__Required task__: Quote the data verbatim, from its first line through the line that contains "- bar: [87, 35, 116, 271]", with both of those lines included.

[Collected data entries]

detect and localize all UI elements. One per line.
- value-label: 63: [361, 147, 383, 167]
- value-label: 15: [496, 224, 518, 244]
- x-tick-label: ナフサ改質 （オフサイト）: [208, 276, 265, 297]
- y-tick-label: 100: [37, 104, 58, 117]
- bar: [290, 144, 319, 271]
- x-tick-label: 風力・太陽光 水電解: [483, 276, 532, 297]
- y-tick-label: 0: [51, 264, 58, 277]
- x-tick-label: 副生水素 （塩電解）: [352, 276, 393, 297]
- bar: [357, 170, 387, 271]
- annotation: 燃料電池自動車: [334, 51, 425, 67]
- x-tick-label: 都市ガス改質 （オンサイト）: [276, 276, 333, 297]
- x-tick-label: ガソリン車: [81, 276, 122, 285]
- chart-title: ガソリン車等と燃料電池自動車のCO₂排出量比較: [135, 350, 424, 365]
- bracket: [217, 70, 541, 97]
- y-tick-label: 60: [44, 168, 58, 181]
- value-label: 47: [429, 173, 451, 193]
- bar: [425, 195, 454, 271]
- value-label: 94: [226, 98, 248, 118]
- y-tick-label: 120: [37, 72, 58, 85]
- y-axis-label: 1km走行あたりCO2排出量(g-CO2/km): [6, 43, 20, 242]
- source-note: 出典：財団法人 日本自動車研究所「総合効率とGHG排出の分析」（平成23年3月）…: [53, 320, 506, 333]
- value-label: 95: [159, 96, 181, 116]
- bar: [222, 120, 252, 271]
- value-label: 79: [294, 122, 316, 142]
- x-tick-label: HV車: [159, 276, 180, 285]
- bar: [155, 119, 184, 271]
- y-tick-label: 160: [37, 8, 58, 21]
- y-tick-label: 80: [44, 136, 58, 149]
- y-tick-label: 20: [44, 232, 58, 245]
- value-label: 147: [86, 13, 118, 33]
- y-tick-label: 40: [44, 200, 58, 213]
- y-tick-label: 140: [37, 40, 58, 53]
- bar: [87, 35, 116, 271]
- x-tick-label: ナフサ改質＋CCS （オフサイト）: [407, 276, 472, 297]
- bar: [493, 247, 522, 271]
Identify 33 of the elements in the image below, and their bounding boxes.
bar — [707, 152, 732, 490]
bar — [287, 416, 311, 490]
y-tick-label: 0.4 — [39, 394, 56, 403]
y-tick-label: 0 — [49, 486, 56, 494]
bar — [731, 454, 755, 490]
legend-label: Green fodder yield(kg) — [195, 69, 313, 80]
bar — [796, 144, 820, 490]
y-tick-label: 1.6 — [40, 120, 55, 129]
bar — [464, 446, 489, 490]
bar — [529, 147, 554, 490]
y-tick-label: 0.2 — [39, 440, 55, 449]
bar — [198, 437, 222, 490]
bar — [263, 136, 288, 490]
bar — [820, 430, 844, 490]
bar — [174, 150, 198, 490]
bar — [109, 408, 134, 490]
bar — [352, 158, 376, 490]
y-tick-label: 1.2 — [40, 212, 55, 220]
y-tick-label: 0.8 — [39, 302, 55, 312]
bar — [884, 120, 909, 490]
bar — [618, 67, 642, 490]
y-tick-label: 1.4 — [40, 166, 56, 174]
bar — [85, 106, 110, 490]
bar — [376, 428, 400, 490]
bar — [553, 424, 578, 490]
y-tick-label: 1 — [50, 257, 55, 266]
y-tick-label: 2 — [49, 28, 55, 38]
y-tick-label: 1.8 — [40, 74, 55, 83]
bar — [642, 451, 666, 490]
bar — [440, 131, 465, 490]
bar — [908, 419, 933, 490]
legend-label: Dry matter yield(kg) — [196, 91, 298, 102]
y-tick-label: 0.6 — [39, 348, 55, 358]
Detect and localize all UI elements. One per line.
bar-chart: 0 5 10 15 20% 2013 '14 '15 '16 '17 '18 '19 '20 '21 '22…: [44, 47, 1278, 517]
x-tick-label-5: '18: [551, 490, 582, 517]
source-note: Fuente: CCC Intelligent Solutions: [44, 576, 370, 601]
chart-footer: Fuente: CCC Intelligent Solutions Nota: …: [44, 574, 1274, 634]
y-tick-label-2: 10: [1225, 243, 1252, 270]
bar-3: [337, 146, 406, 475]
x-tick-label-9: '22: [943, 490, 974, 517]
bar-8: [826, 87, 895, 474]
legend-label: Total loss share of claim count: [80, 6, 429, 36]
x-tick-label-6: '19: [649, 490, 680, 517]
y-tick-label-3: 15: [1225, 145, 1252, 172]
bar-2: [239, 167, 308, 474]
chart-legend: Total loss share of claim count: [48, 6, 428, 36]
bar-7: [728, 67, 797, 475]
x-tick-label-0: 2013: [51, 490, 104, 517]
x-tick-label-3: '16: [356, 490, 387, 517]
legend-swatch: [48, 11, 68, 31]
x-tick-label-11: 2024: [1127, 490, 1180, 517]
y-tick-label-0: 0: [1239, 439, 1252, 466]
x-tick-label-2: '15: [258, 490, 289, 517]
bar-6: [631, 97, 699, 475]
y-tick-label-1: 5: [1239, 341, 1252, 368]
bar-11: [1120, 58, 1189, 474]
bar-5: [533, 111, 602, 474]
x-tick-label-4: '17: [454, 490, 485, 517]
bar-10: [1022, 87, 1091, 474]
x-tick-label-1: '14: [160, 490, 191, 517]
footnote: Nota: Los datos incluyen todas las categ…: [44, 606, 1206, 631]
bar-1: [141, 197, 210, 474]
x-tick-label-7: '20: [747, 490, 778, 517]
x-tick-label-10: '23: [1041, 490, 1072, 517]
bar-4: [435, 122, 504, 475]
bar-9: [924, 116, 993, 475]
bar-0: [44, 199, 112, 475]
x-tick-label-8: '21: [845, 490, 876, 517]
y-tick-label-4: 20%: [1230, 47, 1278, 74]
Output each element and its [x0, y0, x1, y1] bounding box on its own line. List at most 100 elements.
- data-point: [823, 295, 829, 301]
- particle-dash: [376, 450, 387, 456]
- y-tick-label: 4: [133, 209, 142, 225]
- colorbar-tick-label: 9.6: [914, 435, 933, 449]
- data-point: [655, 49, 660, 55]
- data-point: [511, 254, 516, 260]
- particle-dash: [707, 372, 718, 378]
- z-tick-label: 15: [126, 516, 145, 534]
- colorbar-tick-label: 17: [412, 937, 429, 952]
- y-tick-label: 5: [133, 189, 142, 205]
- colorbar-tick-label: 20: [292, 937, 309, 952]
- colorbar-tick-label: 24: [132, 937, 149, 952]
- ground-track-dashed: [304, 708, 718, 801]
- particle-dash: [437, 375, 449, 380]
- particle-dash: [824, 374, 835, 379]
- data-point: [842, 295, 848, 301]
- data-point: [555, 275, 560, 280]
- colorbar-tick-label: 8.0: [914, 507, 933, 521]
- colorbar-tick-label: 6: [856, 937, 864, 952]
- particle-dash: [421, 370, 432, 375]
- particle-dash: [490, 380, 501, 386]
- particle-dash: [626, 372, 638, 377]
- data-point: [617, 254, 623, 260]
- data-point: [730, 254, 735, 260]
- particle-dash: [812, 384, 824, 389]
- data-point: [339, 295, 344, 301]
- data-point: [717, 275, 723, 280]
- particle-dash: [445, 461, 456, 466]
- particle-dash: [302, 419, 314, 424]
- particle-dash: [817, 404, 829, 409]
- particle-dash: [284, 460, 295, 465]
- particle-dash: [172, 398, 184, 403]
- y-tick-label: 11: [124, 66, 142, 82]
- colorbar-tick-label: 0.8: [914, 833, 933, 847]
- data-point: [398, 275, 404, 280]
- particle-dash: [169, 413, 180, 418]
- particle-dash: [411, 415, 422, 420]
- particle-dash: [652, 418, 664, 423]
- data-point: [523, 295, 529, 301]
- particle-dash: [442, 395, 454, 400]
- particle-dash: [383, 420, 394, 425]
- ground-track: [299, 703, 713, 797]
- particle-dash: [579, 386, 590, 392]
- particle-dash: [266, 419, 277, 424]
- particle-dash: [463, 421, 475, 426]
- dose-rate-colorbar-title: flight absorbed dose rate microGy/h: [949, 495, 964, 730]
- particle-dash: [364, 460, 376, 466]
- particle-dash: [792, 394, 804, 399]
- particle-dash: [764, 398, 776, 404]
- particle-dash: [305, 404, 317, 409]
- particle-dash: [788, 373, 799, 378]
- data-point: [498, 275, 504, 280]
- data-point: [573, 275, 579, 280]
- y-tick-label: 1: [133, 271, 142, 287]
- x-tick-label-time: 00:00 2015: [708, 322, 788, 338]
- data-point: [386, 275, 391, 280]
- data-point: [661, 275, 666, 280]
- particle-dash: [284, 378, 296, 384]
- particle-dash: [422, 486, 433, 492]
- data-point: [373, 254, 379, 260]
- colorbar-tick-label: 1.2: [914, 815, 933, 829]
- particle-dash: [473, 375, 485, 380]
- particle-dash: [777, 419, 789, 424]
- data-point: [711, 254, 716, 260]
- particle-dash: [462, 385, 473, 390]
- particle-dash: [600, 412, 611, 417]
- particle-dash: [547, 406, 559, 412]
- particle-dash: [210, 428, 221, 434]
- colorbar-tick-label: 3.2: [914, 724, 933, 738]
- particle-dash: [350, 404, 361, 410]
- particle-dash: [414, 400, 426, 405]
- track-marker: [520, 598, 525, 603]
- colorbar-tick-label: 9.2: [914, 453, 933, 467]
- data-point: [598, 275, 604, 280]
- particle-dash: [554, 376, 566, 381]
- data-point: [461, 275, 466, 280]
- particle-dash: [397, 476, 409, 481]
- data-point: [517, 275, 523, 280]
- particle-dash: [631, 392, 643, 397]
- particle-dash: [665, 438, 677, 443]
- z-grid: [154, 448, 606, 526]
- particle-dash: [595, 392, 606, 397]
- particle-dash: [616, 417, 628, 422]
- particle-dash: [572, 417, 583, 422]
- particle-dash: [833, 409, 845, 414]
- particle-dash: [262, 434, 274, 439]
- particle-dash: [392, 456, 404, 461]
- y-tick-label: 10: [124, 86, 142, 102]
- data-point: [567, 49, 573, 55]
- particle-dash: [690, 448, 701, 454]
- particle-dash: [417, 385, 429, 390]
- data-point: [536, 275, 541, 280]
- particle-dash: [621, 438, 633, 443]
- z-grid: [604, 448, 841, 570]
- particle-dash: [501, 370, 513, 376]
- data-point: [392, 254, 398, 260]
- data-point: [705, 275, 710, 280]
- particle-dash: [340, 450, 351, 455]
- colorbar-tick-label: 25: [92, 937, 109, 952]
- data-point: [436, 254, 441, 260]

__Solved problem__:
detect and localize all UI elements. One per line.
- value-label: 63: [361, 147, 383, 167]
- value-label: 15: [496, 224, 518, 244]
- x-tick-label: ナフサ改質 （オフサイト）: [208, 276, 265, 297]
- y-tick-label: 100: [37, 104, 58, 117]
- bar: [290, 144, 319, 271]
- x-tick-label: 風力・太陽光 水電解: [483, 276, 532, 297]
- y-tick-label: 0: [51, 264, 58, 277]
- x-tick-label: 副生水素 （塩電解）: [352, 276, 393, 297]
- bar: [357, 170, 387, 271]
- annotation: 燃料電池自動車: [334, 51, 425, 67]
- x-tick-label: 都市ガス改質 （オンサイト）: [276, 276, 333, 297]
- x-tick-label: ガソリン車: [81, 276, 122, 285]
- chart-title: ガソリン車等と燃料電池自動車のCO₂排出量比較: [135, 350, 424, 365]
- bracket: [217, 70, 541, 97]
- y-tick-label: 60: [44, 168, 58, 181]
- value-label: 47: [429, 173, 451, 193]
- bar: [425, 195, 454, 271]
- value-label: 94: [226, 98, 248, 118]
- y-tick-label: 120: [37, 72, 58, 85]
- y-axis-label: 1km走行あたりCO2排出量(g-CO2/km): [6, 43, 20, 242]
- source-note: 出典：財団法人 日本自動車研究所「総合効率とGHG排出の分析」（平成23年3月）…: [53, 320, 506, 333]
- value-label: 95: [159, 96, 181, 116]
- bar: [222, 120, 252, 271]
- value-label: 79: [294, 122, 316, 142]
- x-tick-label: HV車: [159, 276, 180, 285]
- bar: [155, 119, 184, 271]
- y-tick-label: 160: [37, 8, 58, 21]
- y-tick-label: 80: [44, 136, 58, 149]
- y-tick-label: 20: [44, 232, 58, 245]
- value-label: 147: [86, 13, 118, 33]
- y-tick-label: 40: [44, 200, 58, 213]
- y-tick-label: 140: [37, 40, 58, 53]
- bar: [87, 35, 116, 271]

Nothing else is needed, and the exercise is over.